--- Start ENTRIES SUPPLIED ---

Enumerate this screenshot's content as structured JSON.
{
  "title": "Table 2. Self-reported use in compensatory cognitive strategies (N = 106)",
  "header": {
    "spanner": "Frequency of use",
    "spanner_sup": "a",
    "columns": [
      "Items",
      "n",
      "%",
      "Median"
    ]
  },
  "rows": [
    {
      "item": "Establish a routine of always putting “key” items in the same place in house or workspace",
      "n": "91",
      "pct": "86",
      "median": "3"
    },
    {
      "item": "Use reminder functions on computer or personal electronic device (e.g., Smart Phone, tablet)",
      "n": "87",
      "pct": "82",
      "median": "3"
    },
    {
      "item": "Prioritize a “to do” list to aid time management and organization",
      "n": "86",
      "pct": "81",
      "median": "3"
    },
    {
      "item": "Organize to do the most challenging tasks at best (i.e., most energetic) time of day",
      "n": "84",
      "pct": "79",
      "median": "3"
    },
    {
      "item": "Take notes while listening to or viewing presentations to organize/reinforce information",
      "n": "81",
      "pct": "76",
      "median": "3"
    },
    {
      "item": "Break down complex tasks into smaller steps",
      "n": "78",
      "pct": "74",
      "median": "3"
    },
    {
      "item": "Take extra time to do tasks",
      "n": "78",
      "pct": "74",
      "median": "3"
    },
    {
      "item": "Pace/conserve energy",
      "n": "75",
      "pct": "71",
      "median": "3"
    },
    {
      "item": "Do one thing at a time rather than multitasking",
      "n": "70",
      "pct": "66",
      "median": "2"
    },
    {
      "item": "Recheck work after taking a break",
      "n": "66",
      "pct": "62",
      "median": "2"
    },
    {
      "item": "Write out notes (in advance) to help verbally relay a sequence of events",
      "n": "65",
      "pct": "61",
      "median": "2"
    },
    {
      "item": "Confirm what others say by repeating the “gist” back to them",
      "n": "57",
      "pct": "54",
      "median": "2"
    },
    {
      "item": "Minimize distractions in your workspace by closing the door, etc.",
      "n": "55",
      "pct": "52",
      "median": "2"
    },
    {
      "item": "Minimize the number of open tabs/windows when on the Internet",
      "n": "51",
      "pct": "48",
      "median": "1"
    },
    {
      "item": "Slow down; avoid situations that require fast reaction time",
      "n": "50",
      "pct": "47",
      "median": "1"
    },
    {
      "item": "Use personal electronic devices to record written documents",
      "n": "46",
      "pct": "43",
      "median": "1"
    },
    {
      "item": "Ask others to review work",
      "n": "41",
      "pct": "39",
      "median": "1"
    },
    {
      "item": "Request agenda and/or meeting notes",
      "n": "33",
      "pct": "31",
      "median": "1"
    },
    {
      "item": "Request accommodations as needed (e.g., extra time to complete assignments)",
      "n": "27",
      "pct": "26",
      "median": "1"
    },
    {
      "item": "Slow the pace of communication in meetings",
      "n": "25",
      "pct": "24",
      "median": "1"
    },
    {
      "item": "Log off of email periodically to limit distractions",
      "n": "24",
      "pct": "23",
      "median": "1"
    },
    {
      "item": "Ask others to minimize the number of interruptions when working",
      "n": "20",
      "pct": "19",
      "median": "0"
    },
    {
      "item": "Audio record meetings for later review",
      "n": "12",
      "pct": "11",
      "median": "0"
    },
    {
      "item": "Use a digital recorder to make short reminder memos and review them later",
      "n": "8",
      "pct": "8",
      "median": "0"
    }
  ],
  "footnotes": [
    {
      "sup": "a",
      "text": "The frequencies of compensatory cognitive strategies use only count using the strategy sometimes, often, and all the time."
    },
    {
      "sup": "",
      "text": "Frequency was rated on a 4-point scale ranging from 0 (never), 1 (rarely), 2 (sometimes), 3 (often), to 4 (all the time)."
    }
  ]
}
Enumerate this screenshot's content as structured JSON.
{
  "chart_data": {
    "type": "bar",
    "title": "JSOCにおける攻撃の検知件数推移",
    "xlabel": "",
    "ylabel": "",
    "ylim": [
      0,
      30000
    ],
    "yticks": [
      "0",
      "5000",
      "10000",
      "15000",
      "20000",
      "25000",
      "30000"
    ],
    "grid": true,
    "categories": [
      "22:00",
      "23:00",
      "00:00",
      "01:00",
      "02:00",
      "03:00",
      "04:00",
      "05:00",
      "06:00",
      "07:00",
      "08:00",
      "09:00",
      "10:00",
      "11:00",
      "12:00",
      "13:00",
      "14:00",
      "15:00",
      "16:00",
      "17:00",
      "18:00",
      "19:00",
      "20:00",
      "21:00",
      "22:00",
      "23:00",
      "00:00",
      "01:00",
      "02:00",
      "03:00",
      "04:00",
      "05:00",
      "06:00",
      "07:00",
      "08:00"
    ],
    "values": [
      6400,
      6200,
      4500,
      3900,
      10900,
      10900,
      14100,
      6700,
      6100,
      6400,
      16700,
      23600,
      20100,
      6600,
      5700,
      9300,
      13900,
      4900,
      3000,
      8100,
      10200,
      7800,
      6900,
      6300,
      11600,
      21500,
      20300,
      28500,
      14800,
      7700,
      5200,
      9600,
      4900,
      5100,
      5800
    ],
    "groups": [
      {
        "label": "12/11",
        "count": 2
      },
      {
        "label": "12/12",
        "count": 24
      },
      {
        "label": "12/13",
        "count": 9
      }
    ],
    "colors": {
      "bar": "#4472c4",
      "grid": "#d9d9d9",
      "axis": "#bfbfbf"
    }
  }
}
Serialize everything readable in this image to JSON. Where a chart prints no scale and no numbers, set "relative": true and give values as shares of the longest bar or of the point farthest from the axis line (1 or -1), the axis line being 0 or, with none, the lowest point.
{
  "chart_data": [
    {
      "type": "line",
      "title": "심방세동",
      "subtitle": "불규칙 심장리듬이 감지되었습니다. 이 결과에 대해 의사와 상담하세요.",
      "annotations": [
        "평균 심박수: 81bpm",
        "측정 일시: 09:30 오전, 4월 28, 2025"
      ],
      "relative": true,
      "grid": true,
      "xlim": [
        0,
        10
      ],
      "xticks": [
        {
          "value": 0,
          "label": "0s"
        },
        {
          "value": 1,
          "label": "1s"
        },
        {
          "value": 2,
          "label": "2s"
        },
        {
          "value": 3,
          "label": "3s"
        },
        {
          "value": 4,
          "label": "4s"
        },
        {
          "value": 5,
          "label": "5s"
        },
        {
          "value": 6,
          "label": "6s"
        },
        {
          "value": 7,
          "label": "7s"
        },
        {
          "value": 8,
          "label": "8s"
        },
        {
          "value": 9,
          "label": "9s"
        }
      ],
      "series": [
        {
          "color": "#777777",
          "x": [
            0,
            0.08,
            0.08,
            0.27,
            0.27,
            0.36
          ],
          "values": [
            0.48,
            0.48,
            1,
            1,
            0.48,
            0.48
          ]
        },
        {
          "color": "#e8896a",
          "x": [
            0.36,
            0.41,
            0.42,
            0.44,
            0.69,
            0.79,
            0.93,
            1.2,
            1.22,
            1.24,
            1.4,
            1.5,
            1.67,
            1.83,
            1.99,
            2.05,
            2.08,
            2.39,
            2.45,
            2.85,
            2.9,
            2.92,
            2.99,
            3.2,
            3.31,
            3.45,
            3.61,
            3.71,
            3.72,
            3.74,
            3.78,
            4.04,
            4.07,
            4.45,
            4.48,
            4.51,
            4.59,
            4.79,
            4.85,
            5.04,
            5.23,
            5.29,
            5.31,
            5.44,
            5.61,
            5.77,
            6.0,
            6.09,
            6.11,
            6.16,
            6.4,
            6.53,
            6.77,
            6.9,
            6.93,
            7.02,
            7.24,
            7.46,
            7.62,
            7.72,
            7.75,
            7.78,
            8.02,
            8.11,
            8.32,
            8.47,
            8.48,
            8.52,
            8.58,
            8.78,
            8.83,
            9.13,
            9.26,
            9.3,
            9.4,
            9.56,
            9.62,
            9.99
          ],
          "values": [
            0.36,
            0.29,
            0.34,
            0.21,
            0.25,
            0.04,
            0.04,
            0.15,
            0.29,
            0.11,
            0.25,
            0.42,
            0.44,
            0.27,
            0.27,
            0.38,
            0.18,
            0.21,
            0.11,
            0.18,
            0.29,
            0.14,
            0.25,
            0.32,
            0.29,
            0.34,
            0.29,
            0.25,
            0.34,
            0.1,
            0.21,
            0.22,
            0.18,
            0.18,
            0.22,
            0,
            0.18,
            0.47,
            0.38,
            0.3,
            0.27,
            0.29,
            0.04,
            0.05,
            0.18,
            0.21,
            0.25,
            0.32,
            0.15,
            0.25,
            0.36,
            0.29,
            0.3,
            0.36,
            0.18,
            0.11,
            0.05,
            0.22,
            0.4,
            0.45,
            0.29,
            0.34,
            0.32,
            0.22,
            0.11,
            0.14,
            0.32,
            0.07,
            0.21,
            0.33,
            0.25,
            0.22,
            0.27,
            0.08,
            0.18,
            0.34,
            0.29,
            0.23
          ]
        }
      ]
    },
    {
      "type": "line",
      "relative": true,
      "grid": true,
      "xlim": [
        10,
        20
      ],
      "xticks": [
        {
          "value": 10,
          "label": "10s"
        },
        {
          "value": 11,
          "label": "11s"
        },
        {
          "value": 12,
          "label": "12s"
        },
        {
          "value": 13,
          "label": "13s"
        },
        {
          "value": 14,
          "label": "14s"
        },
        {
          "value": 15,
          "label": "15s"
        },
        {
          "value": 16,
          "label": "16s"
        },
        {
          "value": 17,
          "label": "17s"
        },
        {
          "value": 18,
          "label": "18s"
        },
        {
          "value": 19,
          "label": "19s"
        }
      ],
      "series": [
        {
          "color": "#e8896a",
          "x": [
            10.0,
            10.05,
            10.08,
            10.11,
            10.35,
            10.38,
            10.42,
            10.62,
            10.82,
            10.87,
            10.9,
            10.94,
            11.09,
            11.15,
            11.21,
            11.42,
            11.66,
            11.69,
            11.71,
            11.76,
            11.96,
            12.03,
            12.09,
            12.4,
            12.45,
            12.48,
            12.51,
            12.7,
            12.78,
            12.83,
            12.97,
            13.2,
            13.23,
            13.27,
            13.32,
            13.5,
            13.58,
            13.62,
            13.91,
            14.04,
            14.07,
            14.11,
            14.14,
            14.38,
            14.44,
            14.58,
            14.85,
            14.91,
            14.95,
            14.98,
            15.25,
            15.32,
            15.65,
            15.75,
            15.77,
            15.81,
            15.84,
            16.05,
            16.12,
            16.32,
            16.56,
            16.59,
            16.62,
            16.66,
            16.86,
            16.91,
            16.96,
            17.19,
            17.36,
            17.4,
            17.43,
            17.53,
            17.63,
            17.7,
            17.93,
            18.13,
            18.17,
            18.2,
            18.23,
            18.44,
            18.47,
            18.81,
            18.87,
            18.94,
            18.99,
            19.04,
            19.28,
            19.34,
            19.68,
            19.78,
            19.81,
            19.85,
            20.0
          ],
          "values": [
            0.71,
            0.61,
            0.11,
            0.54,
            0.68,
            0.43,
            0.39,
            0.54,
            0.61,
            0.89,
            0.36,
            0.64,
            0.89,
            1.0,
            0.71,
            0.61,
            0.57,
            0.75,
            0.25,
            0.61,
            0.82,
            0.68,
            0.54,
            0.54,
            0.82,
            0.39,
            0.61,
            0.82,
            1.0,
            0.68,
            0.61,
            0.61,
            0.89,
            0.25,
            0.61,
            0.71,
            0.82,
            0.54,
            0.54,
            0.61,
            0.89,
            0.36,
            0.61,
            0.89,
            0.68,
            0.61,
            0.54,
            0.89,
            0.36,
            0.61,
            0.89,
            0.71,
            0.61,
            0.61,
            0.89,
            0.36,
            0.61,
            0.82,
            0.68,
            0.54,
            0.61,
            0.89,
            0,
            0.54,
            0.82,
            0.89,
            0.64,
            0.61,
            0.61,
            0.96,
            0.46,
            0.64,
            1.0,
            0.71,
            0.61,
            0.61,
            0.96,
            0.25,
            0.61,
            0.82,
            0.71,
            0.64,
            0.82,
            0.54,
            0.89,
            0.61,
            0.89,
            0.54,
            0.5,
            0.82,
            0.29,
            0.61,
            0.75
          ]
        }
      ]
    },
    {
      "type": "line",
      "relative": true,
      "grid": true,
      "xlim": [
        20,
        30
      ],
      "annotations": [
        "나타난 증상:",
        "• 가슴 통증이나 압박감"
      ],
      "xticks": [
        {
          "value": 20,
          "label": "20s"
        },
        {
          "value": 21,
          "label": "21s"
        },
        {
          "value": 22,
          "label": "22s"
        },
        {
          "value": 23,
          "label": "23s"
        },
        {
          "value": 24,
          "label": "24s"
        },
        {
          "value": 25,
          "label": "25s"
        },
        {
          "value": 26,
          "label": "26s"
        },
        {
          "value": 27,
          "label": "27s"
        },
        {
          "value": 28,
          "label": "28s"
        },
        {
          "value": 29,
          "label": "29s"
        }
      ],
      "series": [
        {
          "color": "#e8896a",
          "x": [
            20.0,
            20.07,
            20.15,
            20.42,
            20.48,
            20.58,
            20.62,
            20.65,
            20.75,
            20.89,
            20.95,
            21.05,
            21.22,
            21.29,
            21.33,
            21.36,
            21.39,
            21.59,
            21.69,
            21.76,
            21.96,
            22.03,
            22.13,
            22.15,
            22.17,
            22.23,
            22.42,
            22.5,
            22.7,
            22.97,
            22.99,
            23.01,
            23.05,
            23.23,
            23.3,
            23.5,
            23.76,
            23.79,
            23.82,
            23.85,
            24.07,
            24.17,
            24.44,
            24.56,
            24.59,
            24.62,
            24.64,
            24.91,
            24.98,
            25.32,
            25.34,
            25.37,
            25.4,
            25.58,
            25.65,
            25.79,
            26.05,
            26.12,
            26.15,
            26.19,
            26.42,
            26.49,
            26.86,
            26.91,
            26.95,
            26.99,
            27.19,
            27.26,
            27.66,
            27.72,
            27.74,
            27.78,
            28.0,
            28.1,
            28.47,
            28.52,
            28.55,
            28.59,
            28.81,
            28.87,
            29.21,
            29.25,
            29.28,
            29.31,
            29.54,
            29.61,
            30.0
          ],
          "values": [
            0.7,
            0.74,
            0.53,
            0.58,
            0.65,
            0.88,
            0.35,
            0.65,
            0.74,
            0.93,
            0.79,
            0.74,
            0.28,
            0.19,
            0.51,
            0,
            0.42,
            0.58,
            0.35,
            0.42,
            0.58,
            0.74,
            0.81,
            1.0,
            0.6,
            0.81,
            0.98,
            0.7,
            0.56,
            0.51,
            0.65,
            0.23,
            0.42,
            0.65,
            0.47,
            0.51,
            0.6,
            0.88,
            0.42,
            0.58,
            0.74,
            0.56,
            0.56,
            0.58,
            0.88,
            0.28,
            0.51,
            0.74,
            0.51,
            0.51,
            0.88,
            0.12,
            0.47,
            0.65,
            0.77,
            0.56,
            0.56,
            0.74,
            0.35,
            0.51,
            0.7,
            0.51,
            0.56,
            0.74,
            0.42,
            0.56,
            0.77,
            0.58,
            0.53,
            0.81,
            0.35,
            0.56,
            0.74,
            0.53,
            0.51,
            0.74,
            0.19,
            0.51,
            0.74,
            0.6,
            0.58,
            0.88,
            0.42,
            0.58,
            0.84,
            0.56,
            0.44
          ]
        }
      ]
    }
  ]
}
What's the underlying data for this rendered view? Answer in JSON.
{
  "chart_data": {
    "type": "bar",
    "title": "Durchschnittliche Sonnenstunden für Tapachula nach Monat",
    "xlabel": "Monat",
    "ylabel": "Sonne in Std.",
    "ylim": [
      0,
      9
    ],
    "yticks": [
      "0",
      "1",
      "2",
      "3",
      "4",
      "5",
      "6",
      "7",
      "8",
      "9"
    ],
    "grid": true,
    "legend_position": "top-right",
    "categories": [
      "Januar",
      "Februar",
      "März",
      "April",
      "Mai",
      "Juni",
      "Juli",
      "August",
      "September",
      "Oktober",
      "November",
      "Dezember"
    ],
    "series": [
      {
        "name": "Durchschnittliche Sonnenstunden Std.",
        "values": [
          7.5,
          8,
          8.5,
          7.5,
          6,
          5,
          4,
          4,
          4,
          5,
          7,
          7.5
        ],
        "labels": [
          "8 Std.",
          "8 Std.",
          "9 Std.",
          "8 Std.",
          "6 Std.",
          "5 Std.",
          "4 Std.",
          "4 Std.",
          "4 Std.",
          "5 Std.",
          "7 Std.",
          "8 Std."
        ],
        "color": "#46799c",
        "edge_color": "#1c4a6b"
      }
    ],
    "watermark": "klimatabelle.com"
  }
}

--- End ENTRIES SUPPLIED ---

▶ **OBJECTIVE**:
List the lines of the records where "electronic" occurs.

▶ **ANSWER TO THE TASK**:
      "item": "Use reminder functions on computer or personal electronic device (e.g., Smart Phone, tablet)",
      "item": "Use personal electronic devices to record written documents",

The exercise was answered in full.